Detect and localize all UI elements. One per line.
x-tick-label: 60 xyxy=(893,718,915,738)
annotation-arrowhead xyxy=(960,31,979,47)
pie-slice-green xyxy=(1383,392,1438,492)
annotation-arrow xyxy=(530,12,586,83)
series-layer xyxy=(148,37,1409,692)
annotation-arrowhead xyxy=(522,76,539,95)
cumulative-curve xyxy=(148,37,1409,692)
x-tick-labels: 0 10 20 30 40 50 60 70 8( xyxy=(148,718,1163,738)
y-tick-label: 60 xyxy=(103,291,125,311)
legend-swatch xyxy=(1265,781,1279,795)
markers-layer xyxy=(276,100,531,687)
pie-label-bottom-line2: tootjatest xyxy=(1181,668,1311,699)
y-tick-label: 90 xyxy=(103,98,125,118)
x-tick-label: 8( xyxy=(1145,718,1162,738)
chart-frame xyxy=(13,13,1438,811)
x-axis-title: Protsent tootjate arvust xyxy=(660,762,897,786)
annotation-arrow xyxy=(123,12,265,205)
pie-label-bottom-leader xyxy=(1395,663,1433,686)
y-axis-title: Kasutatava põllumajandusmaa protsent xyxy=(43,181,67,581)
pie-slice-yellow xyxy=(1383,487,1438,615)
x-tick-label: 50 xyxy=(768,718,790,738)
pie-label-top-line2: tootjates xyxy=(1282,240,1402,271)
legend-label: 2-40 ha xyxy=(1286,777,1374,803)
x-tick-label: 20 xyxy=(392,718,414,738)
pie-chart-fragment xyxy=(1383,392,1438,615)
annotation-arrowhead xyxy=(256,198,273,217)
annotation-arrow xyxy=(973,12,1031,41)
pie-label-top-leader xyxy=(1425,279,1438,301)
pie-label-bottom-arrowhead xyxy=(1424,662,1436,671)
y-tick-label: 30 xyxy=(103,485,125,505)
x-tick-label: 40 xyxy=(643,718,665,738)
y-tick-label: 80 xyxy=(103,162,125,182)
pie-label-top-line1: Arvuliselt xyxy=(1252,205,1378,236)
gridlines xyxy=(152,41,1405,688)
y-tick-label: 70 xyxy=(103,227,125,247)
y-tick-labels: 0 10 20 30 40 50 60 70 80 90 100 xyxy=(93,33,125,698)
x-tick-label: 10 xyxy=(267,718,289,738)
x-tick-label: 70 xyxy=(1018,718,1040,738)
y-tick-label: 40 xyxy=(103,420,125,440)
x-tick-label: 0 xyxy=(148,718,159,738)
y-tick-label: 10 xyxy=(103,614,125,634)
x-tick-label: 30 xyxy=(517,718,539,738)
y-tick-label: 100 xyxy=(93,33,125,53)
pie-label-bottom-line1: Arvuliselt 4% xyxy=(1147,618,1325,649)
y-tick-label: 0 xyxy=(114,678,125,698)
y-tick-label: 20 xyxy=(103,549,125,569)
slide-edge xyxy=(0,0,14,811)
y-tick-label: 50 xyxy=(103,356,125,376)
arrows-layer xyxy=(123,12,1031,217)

──────────

Update the material above by changing every "annotation-arrowhead" to "arrow-tip" and leaving everything else as it is.

Detect and localize all UI elements. One per line.
x-tick-label: 60 xyxy=(893,718,915,738)
arrow-tip xyxy=(960,31,979,47)
pie-slice-green xyxy=(1383,392,1438,492)
annotation-arrow xyxy=(530,12,586,83)
series-layer xyxy=(148,37,1409,692)
arrow-tip xyxy=(522,76,539,95)
cumulative-curve xyxy=(148,37,1409,692)
x-tick-labels: 0 10 20 30 40 50 60 70 8( xyxy=(148,718,1163,738)
y-tick-label: 60 xyxy=(103,291,125,311)
legend-swatch xyxy=(1265,781,1279,795)
markers-layer xyxy=(276,100,531,687)
pie-label-bottom-line2: tootjatest xyxy=(1181,668,1311,699)
y-tick-label: 90 xyxy=(103,98,125,118)
x-tick-label: 8( xyxy=(1145,718,1162,738)
chart-frame xyxy=(13,13,1438,811)
x-axis-title: Protsent tootjate arvust xyxy=(660,762,897,786)
annotation-arrow xyxy=(123,12,265,205)
pie-label-bottom-leader xyxy=(1395,663,1433,686)
y-axis-title: Kasutatava põllumajandusmaa protsent xyxy=(43,181,67,581)
pie-slice-yellow xyxy=(1383,487,1438,615)
x-tick-label: 50 xyxy=(768,718,790,738)
pie-label-top-line2: tootjates xyxy=(1282,240,1402,271)
legend-label: 2-40 ha xyxy=(1286,777,1374,803)
x-tick-label: 20 xyxy=(392,718,414,738)
pie-chart-fragment xyxy=(1383,392,1438,615)
arrow-tip xyxy=(256,198,273,217)
annotation-arrow xyxy=(973,12,1031,41)
pie-label-top-leader xyxy=(1425,279,1438,301)
pie-label-bottom-arrowhead xyxy=(1424,662,1436,671)
y-tick-label: 30 xyxy=(103,485,125,505)
x-tick-label: 40 xyxy=(643,718,665,738)
y-tick-label: 80 xyxy=(103,162,125,182)
pie-label-top-line1: Arvuliselt xyxy=(1252,205,1378,236)
gridlines xyxy=(152,41,1405,688)
y-tick-label: 70 xyxy=(103,227,125,247)
y-tick-labels: 0 10 20 30 40 50 60 70 80 90 100 xyxy=(93,33,125,698)
x-tick-label: 10 xyxy=(267,718,289,738)
x-tick-label: 70 xyxy=(1018,718,1040,738)
y-tick-label: 40 xyxy=(103,420,125,440)
x-tick-label: 0 xyxy=(148,718,159,738)
y-tick-label: 10 xyxy=(103,614,125,634)
x-tick-label: 30 xyxy=(517,718,539,738)
y-tick-label: 100 xyxy=(93,33,125,53)
pie-label-bottom-line1: Arvuliselt 4% xyxy=(1147,618,1325,649)
y-tick-label: 0 xyxy=(114,678,125,698)
y-tick-label: 20 xyxy=(103,549,125,569)
slide-edge xyxy=(0,0,14,811)
y-tick-label: 50 xyxy=(103,356,125,376)
arrows-layer xyxy=(123,12,1031,217)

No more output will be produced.